Task brief: Once the pictures are set aside, reproduce all of the records exactly.

Task inputs:
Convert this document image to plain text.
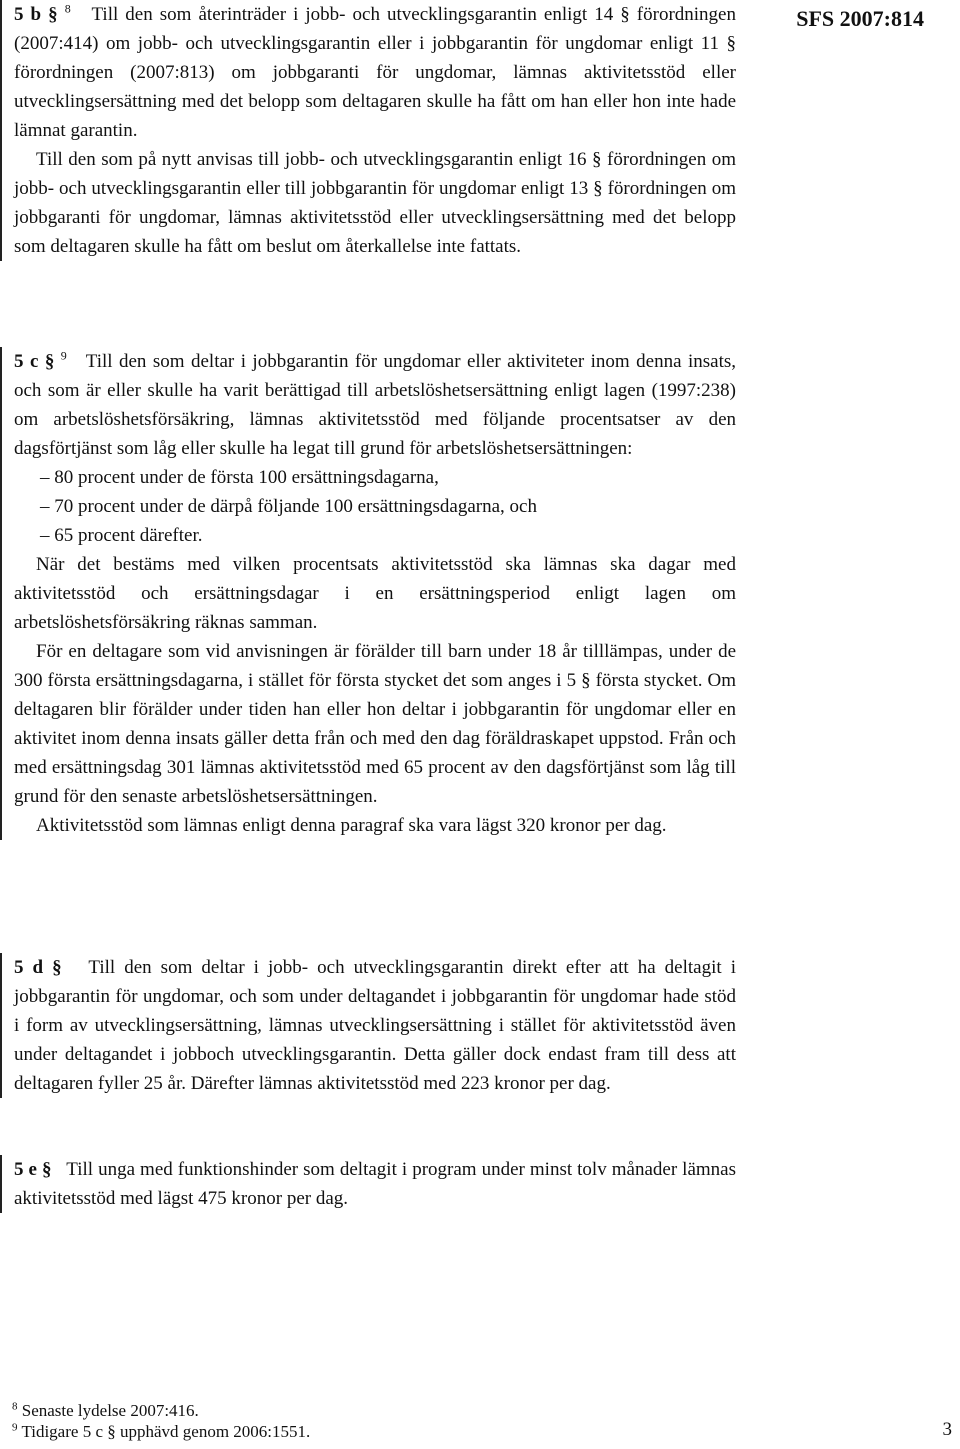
SFS 2007:814

5 b § $^8$ Till den som återinträder i jobb- och utvecklingsgarantin enligt 14 § förordningen (2007:414) om jobb- och utvecklingsgarantin eller i jobbgarantin för ungdomar enligt 11 § förordningen (2007:813) om jobbgaranti för ungdomar, lämnas aktivitetsstöd eller utvecklingsersättning med det belopp som deltagaren skulle ha fått om han eller hon inte hade lämnat garantin.

Till den som på nytt anvisas till jobb- och utvecklingsgarantin enligt 16 § förordningen om jobb- och utvecklingsgarantin eller till jobbgarantin för ungdomar enligt 13 § förordningen om jobbgaranti för ungdomar, lämnas aktivitetsstöd eller utvecklingsersättning med det belopp som deltagaren skulle ha fått om beslut om återkallelse inte fattats.

5 c § $^9$ Till den som deltar i jobbgarantin för ungdomar eller aktiviteter inom denna insats, och som är eller skulle ha varit berättigad till arbetslöshetsersättning enligt lagen (1997:238) om arbetslöshetsförsäkring, lämnas aktivitetsstöd med följande procentsatser av den dagsförtjänst som låg eller skulle ha legat till grund för arbetslöshetsersättningen:

– 80 procent under de första 100 ersättningsdagarna,

– 70 procent under de därpå följande 100 ersättningsdagarna, och

– 65 procent därefter.

När det bestäms med vilken procentsats aktivitetsstöd ska lämnas ska dagar med aktivitetsstöd och ersättningsdagar i en ersättningsperiod enligt lagen om arbetslöshetsförsäkring räknas samman.

För en deltagare som vid anvisningen är förälder till barn under 18 år tilllämpas, under de 300 första ersättningsdagarna, i stället för första stycket det som anges i 5 § första stycket. Om deltagaren blir förälder under tiden han eller hon deltar i jobbgarantin för ungdomar eller en aktivitet inom denna insats gäller detta från och med den dag föräldraskapet uppstod. Från och med ersättningsdag 301 lämnas aktivitetsstöd med 65 procent av den dagsförtjänst som låg till grund för den senaste arbetslöshetsersättningen.

Aktivitetsstöd som lämnas enligt denna paragraf ska vara lägst 320 kronor per dag.

5 d § Till den som deltar i jobb- och utvecklingsgarantin direkt efter att ha deltagit i jobbgarantin för ungdomar, och som under deltagandet i jobbgarantin för ungdomar hade stöd i form av utvecklingsersättning, lämnas utvecklingsersättning i stället för aktivitetsstöd även under deltagandet i jobboch utvecklingsgarantin. Detta gäller dock endast fram till dess att deltagaren fyller 25 år. Därefter lämnas aktivitetsstöd med 223 kronor per dag.

5 e § Till unga med funktionshinder som deltagit i program under minst tolv månader lämnas aktivitetsstöd med lägst 475 kronor per dag.

$^8$ Senaste lydelse 2007:416.
$^9$ Tidigare 5 c § upphävd genom 2006:1551.	3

Expected answer:
Convert this document image to plain text.
SFS 2007:814

5 b § $^8$ Till den som återinträder i jobb- och utvecklingsgarantin enligt 14 § förordningen (2007:414) om jobb- och utvecklingsgarantin eller i jobbgarantin för ungdomar enligt 11 § förordningen (2007:813) om jobbgaranti för ungdomar, lämnas aktivitetsstöd eller utvecklingsersättning med det belopp som deltagaren skulle ha fått om han eller hon inte hade lämnat garantin.

Till den som på nytt anvisas till jobb- och utvecklingsgarantin enligt 16 § förordningen om jobb- och utvecklingsgarantin eller till jobbgarantin för ungdomar enligt 13 § förordningen om jobbgaranti för ungdomar, lämnas aktivitetsstöd eller utvecklingsersättning med det belopp som deltagaren skulle ha fått om beslut om återkallelse inte fattats.

5 c § $^9$ Till den som deltar i jobbgarantin för ungdomar eller aktiviteter inom denna insats, och som är eller skulle ha varit berättigad till arbetslöshetsersättning enligt lagen (1997:238) om arbetslöshetsförsäkring, lämnas aktivitetsstöd med följande procentsatser av den dagsförtjänst som låg eller skulle ha legat till grund för arbetslöshetsersättningen:

– 80 procent under de första 100 ersättningsdagarna,

– 70 procent under de därpå följande 100 ersättningsdagarna, och

– 65 procent därefter.

När det bestäms med vilken procentsats aktivitetsstöd ska lämnas ska dagar med aktivitetsstöd och ersättningsdagar i en ersättningsperiod enligt lagen om arbetslöshetsförsäkring räknas samman.

För en deltagare som vid anvisningen är förälder till barn under 18 år tilllämpas, under de 300 första ersättningsdagarna, i stället för första stycket det som anges i 5 § första stycket. Om deltagaren blir förälder under tiden han eller hon deltar i jobbgarantin för ungdomar eller en aktivitet inom denna insats gäller detta från och med den dag föräldraskapet uppstod. Från och med ersättningsdag 301 lämnas aktivitetsstöd med 65 procent av den dagsförtjänst som låg till grund för den senaste arbetslöshetsersättningen.

Aktivitetsstöd som lämnas enligt denna paragraf ska vara lägst 320 kronor per dag.

5 d § Till den som deltar i jobb- och utvecklingsgarantin direkt efter att ha deltagit i jobbgarantin för ungdomar, och som under deltagandet i jobbgarantin för ungdomar hade stöd i form av utvecklingsersättning, lämnas utvecklingsersättning i stället för aktivitetsstöd även under deltagandet i jobboch utvecklingsgarantin. Detta gäller dock endast fram till dess att deltagaren fyller 25 år. Därefter lämnas aktivitetsstöd med 223 kronor per dag.

5 e § Till unga med funktionshinder som deltagit i program under minst tolv månader lämnas aktivitetsstöd med lägst 475 kronor per dag.

$^8$ Senaste lydelse 2007:416.
$^9$ Tidigare 5 c § upphävd genom 2006:1551.	3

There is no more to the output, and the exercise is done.